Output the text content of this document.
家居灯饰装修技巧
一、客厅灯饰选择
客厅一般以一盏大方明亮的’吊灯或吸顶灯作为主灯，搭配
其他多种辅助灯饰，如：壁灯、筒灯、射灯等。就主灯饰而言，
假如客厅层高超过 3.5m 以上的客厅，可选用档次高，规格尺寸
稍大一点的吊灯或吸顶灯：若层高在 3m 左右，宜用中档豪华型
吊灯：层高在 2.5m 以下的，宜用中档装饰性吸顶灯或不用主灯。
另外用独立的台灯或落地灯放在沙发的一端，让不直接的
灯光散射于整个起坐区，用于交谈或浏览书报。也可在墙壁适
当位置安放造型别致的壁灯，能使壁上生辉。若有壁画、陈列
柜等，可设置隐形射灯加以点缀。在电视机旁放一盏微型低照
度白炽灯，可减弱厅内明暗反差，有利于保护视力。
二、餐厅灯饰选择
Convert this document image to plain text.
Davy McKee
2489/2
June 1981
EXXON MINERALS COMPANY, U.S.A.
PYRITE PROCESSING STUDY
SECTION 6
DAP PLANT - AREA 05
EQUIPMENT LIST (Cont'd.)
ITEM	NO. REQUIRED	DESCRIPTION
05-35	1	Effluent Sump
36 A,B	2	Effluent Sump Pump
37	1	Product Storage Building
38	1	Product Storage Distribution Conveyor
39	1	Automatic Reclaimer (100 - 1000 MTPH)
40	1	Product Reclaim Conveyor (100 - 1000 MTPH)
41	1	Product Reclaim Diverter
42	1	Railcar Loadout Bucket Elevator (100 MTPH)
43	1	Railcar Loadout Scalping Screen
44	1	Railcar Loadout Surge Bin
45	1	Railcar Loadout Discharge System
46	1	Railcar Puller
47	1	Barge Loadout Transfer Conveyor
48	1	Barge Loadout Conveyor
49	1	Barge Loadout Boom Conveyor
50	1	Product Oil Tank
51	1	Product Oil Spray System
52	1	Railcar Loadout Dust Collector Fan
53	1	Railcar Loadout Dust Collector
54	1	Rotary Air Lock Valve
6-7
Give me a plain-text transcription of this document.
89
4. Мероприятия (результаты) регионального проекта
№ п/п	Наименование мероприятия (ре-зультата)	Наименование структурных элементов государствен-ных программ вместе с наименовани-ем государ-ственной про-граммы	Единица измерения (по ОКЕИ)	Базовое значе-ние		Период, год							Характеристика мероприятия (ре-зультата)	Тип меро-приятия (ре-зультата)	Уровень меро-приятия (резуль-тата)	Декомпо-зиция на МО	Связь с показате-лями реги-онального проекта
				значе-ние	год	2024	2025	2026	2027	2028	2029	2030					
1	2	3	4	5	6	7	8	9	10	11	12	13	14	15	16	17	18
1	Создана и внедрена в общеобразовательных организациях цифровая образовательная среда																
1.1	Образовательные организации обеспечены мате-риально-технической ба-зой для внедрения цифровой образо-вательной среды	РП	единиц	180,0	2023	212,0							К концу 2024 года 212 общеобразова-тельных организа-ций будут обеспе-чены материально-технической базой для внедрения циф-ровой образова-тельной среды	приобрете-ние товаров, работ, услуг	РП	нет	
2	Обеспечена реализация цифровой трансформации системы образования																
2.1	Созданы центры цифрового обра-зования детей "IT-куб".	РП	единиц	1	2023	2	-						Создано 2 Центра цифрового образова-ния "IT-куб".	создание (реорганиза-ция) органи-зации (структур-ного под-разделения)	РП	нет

**Your goal**
Each line that has the word "Dust" should be copied.

**Complete output**
52	1	Railcar Loadout Dust Collector Fan
53	1	Railcar Loadout Dust Collector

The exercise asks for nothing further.